• [Stated exercise]: For every line in the records that has the word "article", make a copy.

= = = =

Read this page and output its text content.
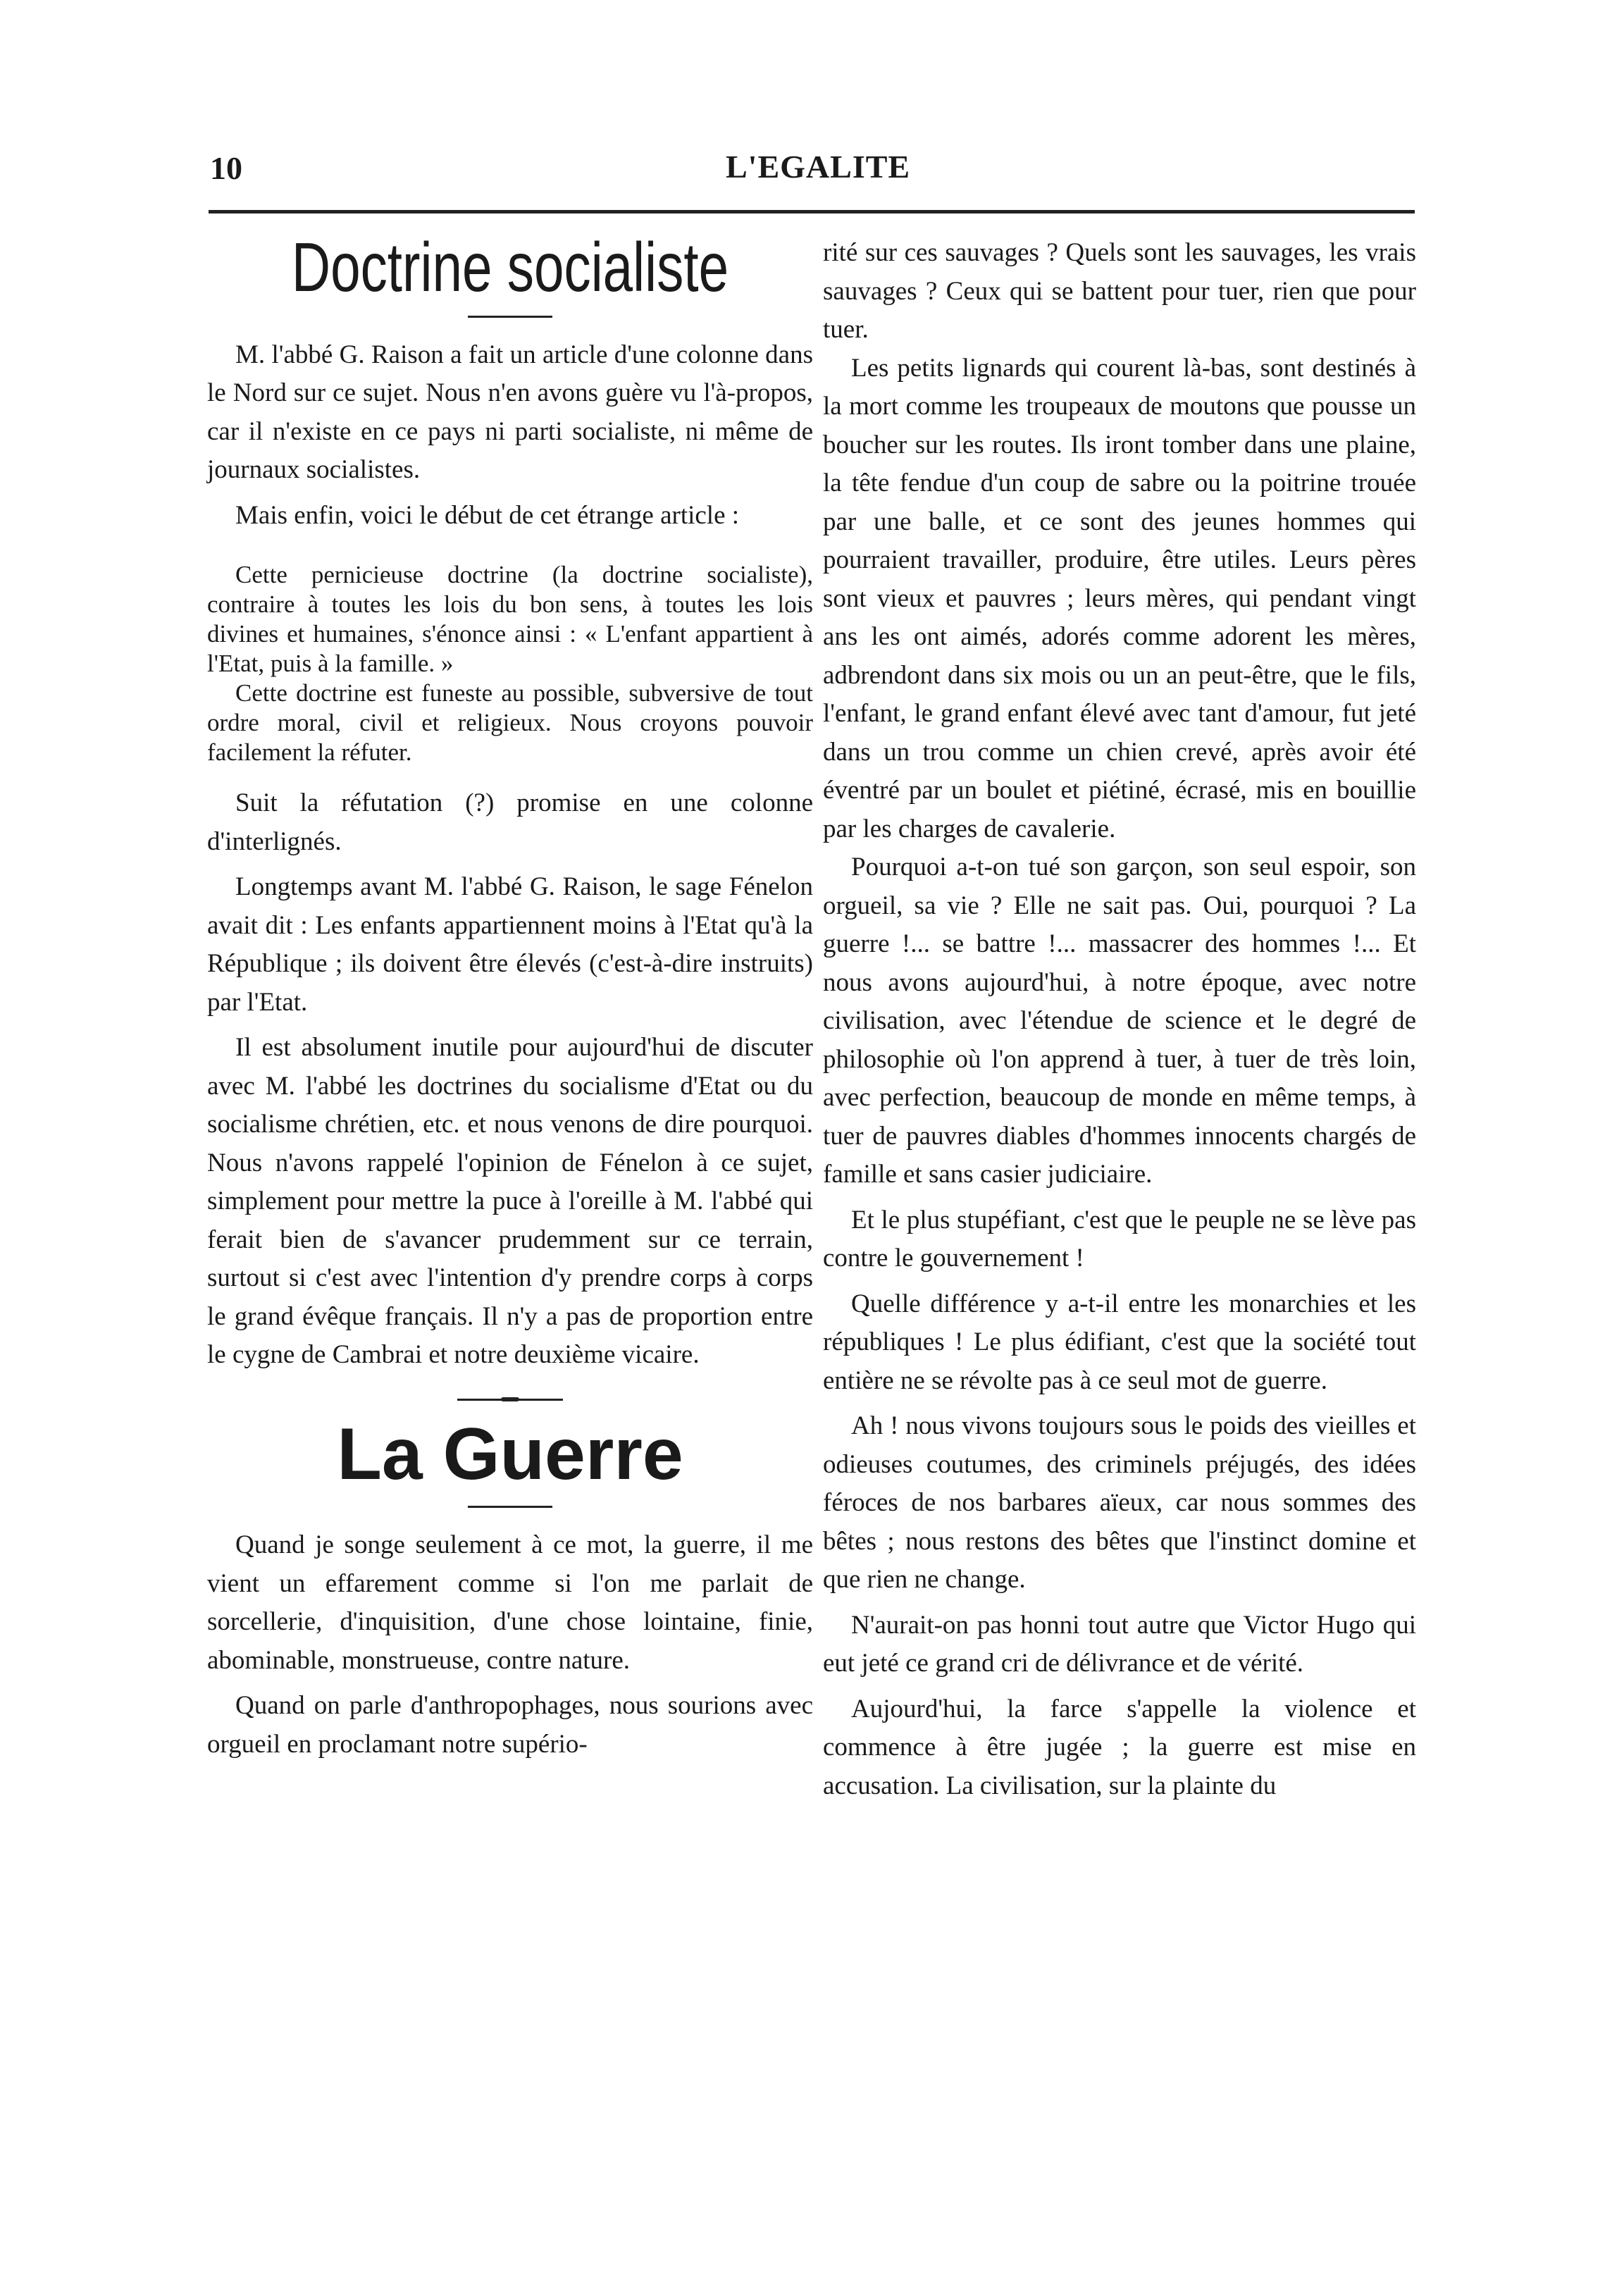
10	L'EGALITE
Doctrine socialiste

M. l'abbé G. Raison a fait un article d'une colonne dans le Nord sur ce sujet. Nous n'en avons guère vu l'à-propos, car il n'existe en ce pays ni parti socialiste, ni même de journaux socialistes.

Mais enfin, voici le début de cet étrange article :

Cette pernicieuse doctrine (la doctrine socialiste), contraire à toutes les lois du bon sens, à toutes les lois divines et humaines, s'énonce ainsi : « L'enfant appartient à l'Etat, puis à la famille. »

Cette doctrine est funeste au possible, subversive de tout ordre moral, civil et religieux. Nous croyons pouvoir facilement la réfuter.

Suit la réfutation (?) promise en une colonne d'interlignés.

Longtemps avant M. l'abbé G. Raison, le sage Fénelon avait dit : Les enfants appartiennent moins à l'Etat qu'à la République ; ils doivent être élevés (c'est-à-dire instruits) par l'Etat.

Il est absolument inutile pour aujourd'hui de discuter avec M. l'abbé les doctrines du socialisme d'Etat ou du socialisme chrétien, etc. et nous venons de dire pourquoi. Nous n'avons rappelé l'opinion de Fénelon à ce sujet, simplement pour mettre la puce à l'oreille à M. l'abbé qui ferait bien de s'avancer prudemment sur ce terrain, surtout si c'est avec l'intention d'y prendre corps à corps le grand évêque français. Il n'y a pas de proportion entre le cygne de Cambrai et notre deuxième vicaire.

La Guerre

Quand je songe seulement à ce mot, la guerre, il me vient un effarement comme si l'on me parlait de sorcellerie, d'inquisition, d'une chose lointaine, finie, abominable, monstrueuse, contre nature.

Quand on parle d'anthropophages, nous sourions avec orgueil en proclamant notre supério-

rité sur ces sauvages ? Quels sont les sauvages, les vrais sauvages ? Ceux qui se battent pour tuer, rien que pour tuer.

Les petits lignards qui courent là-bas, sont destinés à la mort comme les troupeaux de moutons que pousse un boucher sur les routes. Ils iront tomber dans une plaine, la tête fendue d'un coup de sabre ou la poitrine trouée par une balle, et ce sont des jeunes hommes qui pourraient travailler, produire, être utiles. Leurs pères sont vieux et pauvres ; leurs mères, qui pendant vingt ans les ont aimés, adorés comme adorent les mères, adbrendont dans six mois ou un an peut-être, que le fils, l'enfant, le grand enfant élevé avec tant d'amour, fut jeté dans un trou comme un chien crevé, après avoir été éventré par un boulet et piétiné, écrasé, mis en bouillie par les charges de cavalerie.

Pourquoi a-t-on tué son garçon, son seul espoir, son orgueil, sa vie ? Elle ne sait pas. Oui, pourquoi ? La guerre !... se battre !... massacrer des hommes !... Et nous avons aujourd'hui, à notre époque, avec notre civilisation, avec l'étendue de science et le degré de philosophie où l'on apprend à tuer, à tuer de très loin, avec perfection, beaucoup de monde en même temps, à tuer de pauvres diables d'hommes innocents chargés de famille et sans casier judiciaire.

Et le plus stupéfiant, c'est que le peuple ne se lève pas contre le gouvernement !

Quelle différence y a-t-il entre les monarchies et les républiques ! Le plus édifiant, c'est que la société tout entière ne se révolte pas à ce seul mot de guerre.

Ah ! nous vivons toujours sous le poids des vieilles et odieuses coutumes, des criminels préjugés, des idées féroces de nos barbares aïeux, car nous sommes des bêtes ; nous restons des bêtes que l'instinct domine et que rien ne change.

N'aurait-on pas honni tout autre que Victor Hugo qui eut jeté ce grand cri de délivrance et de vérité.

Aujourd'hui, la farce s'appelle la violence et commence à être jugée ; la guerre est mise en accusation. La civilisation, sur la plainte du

= = = =

• [Solution for this exercise]:
M. l'abbé G. Raison a fait un article d'une colonne dans le Nord sur ce sujet. Nous n'en avons guère vu l'à-propos, car il n'existe en ce pays ni parti socialiste, ni même de journaux socialistes.
Mais enfin, voici le début de cet étrange article :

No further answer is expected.